## Data items
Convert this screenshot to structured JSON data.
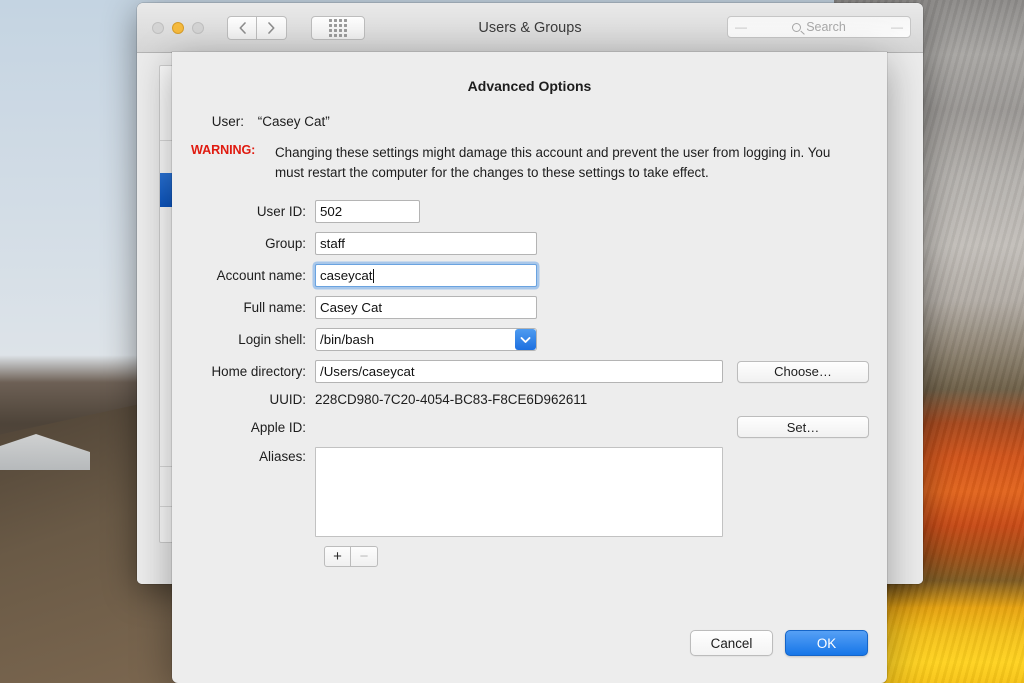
{
  "window": {
    "title": "Users & Groups",
    "traffic_lights": [
      "close-button",
      "minimize-button",
      "zoom-button"
    ],
    "back_label": "‹",
    "forward_label": "›",
    "grid_label": "show-all-grid"
  },
  "search": {
    "placeholder": "Search",
    "value": ""
  },
  "sheet": {
    "title": "Advanced Options",
    "user_label": "User:",
    "user_value": "“Casey Cat”",
    "warning_label": "WARNING:",
    "warning_text": "Changing these settings might damage this account and prevent the user from logging in. You must restart the computer for the changes to these settings to take effect.",
    "fields": {
      "user_id": {
        "label": "User ID:",
        "value": "502"
      },
      "group": {
        "label": "Group:",
        "value": "staff"
      },
      "account_name": {
        "label": "Account name:",
        "value": "caseycat"
      },
      "full_name": {
        "label": "Full name:",
        "value": "Casey Cat"
      },
      "login_shell": {
        "label": "Login shell:",
        "value": "/bin/bash"
      },
      "home_directory": {
        "label": "Home directory:",
        "value": "/Users/caseycat"
      },
      "uuid": {
        "label": "UUID:",
        "value": "228CD980-7C20-4054-BC83-F8CE6D962611"
      },
      "apple_id": {
        "label": "Apple ID:",
        "value": ""
      },
      "aliases": {
        "label": "Aliases:",
        "items": []
      }
    },
    "buttons": {
      "choose": "Choose…",
      "set": "Set…",
      "add_alias": "+",
      "remove_alias": "−",
      "cancel": "Cancel",
      "ok": "OK"
    }
  },
  "colors": {
    "accent_blue": "#1676e8",
    "warning_red": "#e01b10",
    "sheet_bg": "#ededed",
    "selection_blue": "#0c55c0"
  }
}
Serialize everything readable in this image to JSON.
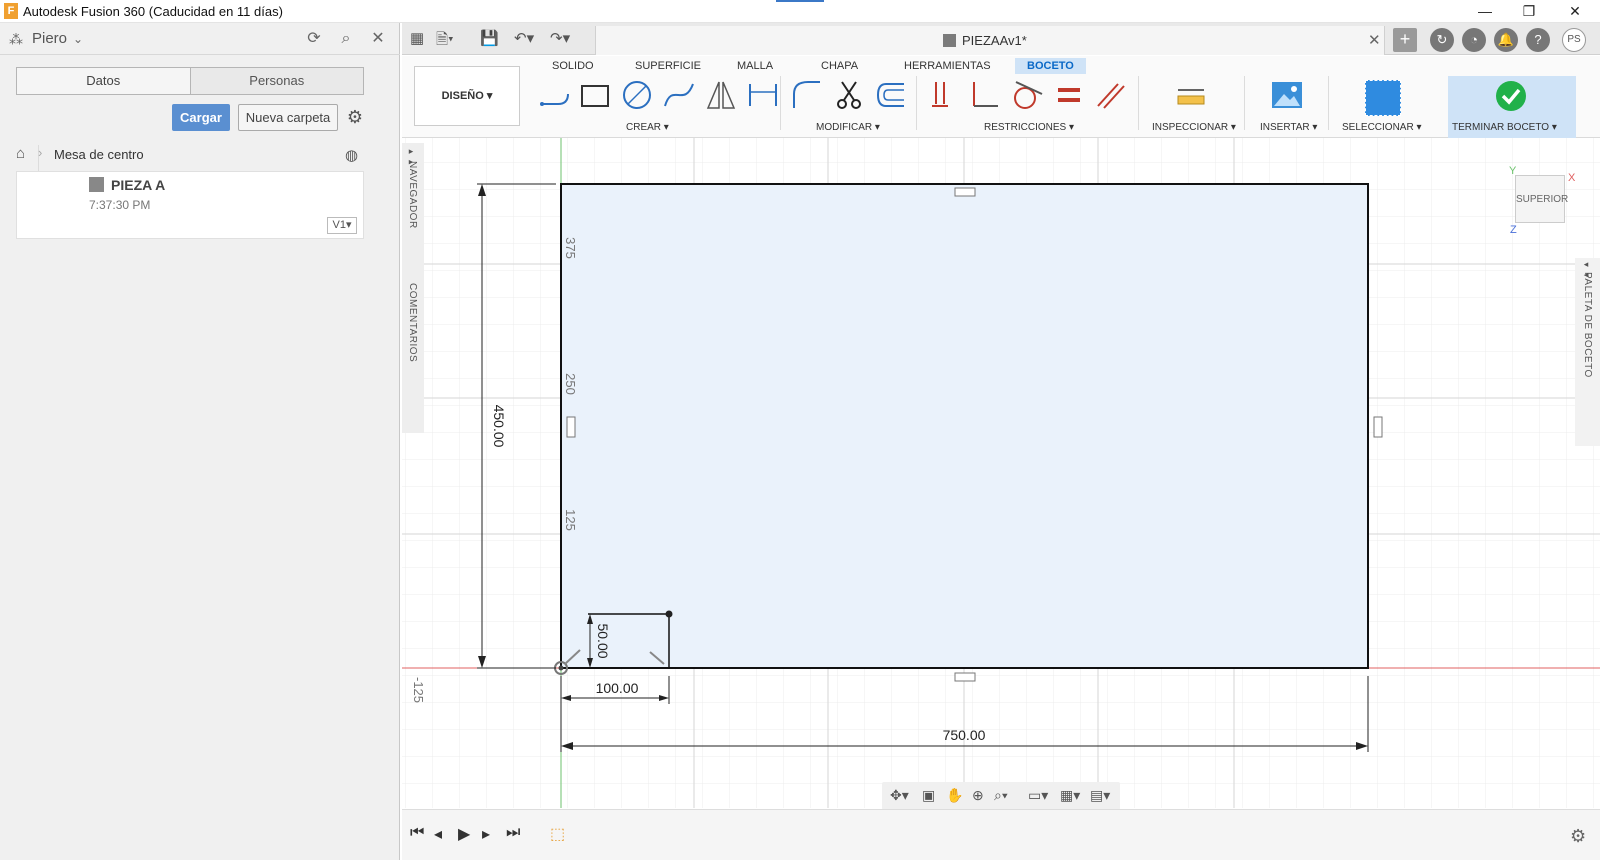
{
  "window": {
    "title": "Autodesk Fusion 360 (Caducidad en 11 días)",
    "minimize": "—",
    "maximize": "❐",
    "close": "✕"
  },
  "left_panel": {
    "user": "Piero",
    "tabs": [
      "Datos",
      "Personas"
    ],
    "upload_label": "Cargar",
    "new_folder_label": "Nueva carpeta",
    "breadcrumb": "Mesa de centro",
    "file": {
      "name": "PIEZA A",
      "time": "7:37:30 PM",
      "version": "V1▾"
    }
  },
  "document": {
    "tab_name": "PIEZAAv1*",
    "user_initials": "PS"
  },
  "toolbar": {
    "workspace": "DISEÑO ▾",
    "tabs": [
      "SOLIDO",
      "SUPERFICIE",
      "MALLA",
      "CHAPA",
      "HERRAMIENTAS",
      "BOCETO"
    ],
    "active_tab": "BOCETO",
    "groups": [
      "CREAR ▾",
      "MODIFICAR ▾",
      "RESTRICCIONES ▾",
      "INSPECCIONAR ▾",
      "INSERTAR ▾",
      "SELECCIONAR ▾",
      "TERMINAR BOCETO ▾"
    ]
  },
  "side_labels": {
    "navegador": "NAVEGADOR",
    "comentarios": "COMENTARIOS",
    "paleta": "PALETA DE BOCETO"
  },
  "viewcube": {
    "face": "SUPERIOR",
    "x": "X",
    "y": "Y",
    "z": "Z"
  },
  "sketch": {
    "ruler_labels": [
      "375",
      "250",
      "125",
      "-125"
    ],
    "dim_height": "450.00",
    "dim_width": "750.00",
    "dim_small_w": "100.00",
    "dim_small_h": "50.00"
  },
  "colors": {
    "accent": "#0b69c7",
    "sketch_fill": "#eaf2fb",
    "axis_red": "#e06060",
    "axis_green": "#6cc26c",
    "check_green": "#21b14a"
  }
}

## Exercise objective
Quote each record exactly as it stands, minus the pictures.

## The answer
Convert this screenshot to structured JSON data.
{
  "window": {
    "title": "Users & Groups",
    "traffic_lights": [
      "close-button",
      "minimize-button",
      "zoom-button"
    ],
    "back_label": "‹",
    "forward_label": "›",
    "grid_label": "show-all-grid"
  },
  "search": {
    "placeholder": "Search",
    "value": ""
  },
  "sheet": {
    "title": "Advanced Options",
    "user_label": "User:",
    "user_value": "“Casey Cat”",
    "warning_label": "WARNING:",
    "warning_text": "Changing these settings might damage this account and prevent the user from logging in. You must restart the computer for the changes to these settings to take effect.",
    "fields": {
      "user_id": {
        "label": "User ID:",
        "value": "502"
      },
      "group": {
        "label": "Group:",
        "value": "staff"
      },
      "account_name": {
        "label": "Account name:",
        "value": "caseycat"
      },
      "full_name": {
        "label": "Full name:",
        "value": "Casey Cat"
      },
      "login_shell": {
        "label": "Login shell:",
        "value": "/bin/bash"
      },
      "home_directory": {
        "label": "Home directory:",
        "value": "/Users/caseycat"
      },
      "uuid": {
        "label": "UUID:",
        "value": "228CD980-7C20-4054-BC83-F8CE6D962611"
      },
      "apple_id": {
        "label": "Apple ID:",
        "value": ""
      },
      "aliases": {
        "label": "Aliases:",
        "items": []
      }
    },
    "buttons": {
      "choose": "Choose…",
      "set": "Set…",
      "add_alias": "+",
      "remove_alias": "−",
      "cancel": "Cancel",
      "ok": "OK"
    }
  },
  "colors": {
    "accent_blue": "#1676e8",
    "warning_red": "#e01b10",
    "sheet_bg": "#ededed",
    "selection_blue": "#0c55c0"
  }
}
Serialize everything readable in this image to JSON.
{
  "window": {
    "title": "Autodesk Fusion 360 (Caducidad en 11 días)",
    "minimize": "—",
    "maximize": "❐",
    "close": "✕"
  },
  "left_panel": {
    "user": "Piero",
    "tabs": [
      "Datos",
      "Personas"
    ],
    "upload_label": "Cargar",
    "new_folder_label": "Nueva carpeta",
    "breadcrumb": "Mesa de centro",
    "file": {
      "name": "PIEZA A",
      "time": "7:37:30 PM",
      "version": "V1▾"
    }
  },
  "document": {
    "tab_name": "PIEZAAv1*",
    "user_initials": "PS"
  },
  "toolbar": {
    "workspace": "DISEÑO ▾",
    "tabs": [
      "SOLIDO",
      "SUPERFICIE",
      "MALLA",
      "CHAPA",
      "HERRAMIENTAS",
      "BOCETO"
    ],
    "active_tab": "BOCETO",
    "groups": [
      "CREAR ▾",
      "MODIFICAR ▾",
      "RESTRICCIONES ▾",
      "INSPECCIONAR ▾",
      "INSERTAR ▾",
      "SELECCIONAR ▾",
      "TERMINAR BOCETO ▾"
    ]
  },
  "side_labels": {
    "navegador": "NAVEGADOR",
    "comentarios": "COMENTARIOS",
    "paleta": "PALETA DE BOCETO"
  },
  "viewcube": {
    "face": "SUPERIOR",
    "x": "X",
    "y": "Y",
    "z": "Z"
  },
  "sketch": {
    "ruler_labels": [
      "375",
      "250",
      "125",
      "-125"
    ],
    "dim_height": "450.00",
    "dim_width": "750.00",
    "dim_small_w": "100.00",
    "dim_small_h": "50.00"
  },
  "colors": {
    "accent": "#0b69c7",
    "sketch_fill": "#eaf2fb",
    "axis_red": "#e06060",
    "axis_green": "#6cc26c",
    "check_green": "#21b14a"
  }
}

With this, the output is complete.